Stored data
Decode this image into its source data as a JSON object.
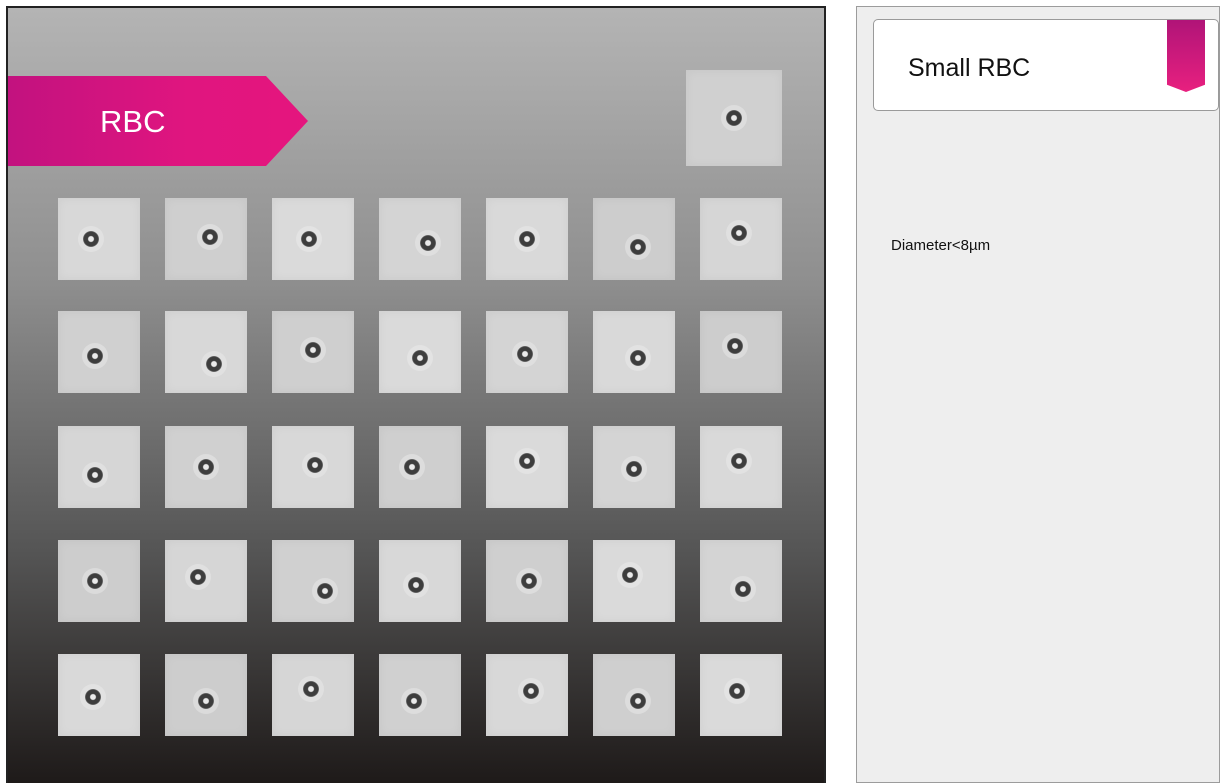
{
  "gallery": {
    "banner_label": "RBC",
    "cell_count": 36
  },
  "info": {
    "title": "Small RBC",
    "description": "Diameter<8µm"
  }
}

→ REQUIREMENT
Transcribe the full listing above exactly, with the images removed.

→ WRITTEN RESPONSE
Decode this image into its source data as a JSON object.
{
  "gallery": {
    "banner_label": "RBC",
    "cell_count": 36
  },
  "info": {
    "title": "Small RBC",
    "description": "Diameter<8µm"
  }
}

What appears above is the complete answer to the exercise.